Data excerpts
--- START ---

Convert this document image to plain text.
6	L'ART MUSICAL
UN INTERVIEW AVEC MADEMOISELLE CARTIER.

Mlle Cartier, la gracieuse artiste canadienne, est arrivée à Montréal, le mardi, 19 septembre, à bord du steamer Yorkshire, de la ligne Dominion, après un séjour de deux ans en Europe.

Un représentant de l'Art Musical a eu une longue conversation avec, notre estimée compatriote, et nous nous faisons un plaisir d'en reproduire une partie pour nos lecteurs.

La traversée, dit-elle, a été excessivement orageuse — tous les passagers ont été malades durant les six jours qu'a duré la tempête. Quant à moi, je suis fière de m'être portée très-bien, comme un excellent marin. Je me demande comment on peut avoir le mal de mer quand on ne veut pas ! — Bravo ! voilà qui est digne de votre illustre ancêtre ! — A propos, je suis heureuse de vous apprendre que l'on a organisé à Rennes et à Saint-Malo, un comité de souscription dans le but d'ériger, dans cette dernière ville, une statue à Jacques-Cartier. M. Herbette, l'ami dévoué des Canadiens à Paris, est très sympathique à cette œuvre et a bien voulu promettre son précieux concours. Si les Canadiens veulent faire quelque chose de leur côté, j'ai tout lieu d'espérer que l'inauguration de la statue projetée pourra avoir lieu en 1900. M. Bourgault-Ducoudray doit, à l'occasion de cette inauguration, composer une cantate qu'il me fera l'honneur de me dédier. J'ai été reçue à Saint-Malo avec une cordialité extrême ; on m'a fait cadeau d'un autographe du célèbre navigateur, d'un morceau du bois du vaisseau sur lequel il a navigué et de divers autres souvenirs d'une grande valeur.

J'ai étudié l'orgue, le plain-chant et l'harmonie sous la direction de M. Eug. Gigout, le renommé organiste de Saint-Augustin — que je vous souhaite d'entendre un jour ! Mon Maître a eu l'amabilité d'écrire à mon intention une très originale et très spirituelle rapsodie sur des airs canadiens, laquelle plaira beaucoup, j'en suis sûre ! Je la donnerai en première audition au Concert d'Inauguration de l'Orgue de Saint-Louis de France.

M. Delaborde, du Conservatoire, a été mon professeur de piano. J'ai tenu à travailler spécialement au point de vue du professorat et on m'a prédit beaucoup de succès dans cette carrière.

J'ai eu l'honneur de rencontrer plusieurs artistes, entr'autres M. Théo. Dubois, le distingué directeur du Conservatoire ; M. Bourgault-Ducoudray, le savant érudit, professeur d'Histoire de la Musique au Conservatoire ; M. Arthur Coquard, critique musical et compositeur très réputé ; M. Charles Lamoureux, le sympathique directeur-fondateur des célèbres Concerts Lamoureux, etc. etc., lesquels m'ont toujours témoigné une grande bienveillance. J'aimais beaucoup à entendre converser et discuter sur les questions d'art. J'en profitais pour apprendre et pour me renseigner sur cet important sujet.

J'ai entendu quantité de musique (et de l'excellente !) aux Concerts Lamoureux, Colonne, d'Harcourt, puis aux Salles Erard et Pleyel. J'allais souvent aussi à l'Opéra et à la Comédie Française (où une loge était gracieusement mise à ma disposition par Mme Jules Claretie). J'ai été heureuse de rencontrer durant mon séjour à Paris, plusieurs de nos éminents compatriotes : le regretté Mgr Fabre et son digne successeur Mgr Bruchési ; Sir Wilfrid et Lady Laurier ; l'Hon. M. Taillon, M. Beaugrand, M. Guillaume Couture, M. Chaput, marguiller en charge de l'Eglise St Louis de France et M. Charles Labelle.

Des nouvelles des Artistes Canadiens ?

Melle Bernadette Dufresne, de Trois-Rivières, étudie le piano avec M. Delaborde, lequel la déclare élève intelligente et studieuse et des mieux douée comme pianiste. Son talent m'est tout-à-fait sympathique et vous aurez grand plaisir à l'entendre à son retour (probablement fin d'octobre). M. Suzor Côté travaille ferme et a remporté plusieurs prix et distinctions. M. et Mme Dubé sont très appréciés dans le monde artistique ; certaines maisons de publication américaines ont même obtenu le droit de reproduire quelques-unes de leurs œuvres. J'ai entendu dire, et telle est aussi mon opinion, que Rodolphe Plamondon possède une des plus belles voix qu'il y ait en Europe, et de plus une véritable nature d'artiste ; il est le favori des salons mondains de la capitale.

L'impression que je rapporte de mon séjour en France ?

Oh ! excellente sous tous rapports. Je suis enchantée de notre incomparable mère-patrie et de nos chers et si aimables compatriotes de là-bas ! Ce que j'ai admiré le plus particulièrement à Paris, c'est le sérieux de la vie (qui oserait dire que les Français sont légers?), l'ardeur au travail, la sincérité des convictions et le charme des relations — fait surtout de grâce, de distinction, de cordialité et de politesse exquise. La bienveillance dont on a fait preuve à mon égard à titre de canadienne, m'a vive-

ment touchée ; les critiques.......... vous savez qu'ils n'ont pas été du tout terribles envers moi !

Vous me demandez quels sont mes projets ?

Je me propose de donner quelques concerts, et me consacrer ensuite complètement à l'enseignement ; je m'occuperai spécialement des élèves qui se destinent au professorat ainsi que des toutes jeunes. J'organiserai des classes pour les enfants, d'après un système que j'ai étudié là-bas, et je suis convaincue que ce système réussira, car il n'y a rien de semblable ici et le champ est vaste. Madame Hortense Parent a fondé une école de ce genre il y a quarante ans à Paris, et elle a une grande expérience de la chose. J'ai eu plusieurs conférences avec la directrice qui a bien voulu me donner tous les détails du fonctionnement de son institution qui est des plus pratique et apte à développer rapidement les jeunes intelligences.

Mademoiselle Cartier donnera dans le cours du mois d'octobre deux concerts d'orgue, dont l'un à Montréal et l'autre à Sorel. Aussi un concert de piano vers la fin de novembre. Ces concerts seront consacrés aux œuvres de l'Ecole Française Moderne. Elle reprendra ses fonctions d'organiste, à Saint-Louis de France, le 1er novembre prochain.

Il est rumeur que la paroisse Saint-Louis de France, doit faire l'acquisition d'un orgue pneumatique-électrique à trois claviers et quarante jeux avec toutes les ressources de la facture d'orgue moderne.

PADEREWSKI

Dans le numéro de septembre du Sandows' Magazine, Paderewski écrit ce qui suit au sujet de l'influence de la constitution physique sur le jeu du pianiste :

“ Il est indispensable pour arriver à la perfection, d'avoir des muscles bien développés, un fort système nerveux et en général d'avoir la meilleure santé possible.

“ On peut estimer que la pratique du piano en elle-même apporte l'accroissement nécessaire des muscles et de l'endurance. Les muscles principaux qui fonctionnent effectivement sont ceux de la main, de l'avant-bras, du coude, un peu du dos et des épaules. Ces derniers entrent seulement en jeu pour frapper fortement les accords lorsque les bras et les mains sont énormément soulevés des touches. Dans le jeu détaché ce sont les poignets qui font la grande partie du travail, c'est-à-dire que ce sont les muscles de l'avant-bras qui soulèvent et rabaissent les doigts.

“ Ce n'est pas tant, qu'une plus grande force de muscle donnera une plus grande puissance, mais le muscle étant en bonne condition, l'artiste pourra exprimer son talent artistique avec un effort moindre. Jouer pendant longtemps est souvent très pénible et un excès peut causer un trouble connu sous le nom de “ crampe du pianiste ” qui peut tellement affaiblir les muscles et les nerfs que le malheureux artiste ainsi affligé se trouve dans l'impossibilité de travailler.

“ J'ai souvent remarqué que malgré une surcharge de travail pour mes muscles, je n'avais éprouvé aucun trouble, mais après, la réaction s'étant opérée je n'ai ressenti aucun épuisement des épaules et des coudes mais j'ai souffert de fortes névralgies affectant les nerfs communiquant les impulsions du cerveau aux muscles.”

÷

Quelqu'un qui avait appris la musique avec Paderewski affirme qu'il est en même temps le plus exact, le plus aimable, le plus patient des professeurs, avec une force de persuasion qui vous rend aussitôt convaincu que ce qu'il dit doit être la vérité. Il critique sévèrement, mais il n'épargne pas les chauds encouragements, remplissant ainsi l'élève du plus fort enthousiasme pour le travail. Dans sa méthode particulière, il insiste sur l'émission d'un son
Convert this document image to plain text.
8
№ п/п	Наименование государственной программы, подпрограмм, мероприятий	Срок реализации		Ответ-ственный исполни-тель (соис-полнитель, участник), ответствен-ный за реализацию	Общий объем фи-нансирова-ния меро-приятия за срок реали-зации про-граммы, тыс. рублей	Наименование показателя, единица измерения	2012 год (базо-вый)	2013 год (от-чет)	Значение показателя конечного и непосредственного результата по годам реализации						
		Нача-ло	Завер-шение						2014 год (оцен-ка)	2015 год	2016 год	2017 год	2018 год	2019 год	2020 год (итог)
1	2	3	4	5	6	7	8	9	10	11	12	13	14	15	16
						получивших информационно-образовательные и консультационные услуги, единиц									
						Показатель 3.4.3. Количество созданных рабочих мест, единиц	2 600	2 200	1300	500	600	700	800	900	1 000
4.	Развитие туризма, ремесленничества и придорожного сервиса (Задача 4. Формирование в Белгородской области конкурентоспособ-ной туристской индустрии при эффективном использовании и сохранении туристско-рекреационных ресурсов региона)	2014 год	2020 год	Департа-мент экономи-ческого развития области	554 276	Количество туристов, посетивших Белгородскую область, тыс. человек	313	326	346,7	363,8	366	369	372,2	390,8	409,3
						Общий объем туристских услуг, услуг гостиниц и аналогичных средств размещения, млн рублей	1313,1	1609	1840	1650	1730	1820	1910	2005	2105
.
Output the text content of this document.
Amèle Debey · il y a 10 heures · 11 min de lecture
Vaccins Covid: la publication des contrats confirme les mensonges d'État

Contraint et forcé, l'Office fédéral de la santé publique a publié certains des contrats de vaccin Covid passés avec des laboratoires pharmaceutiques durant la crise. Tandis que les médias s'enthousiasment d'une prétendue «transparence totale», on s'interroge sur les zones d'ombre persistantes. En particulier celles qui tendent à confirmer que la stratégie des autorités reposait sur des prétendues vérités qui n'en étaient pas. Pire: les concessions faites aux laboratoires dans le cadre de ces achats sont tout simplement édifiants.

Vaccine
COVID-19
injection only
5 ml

--- END ---

Using the listing, copy every line where the word "Общий" shows up.

= Response below =
№ п/п	Наименование государственной программы, подпрограмм, мероприятий	Срок реализации		Ответ-ственный исполни-тель (соис-полнитель, участник), ответствен-ный за реализацию	Общий объем фи-нансирова-ния меро-приятия за срок реали-зации про-граммы, тыс. рублей	Наименование показателя, единица измерения	2012 год (базо-вый)	2013 год (от-чет)	Значение показателя конечного и непосредственного результата по годам реализации						
						Общий объем туристских услуг, услуг гостиниц и аналогичных средств размещения, млн рублей	1313,1	1609	1840	1650	1730	1820	1910	2005	2105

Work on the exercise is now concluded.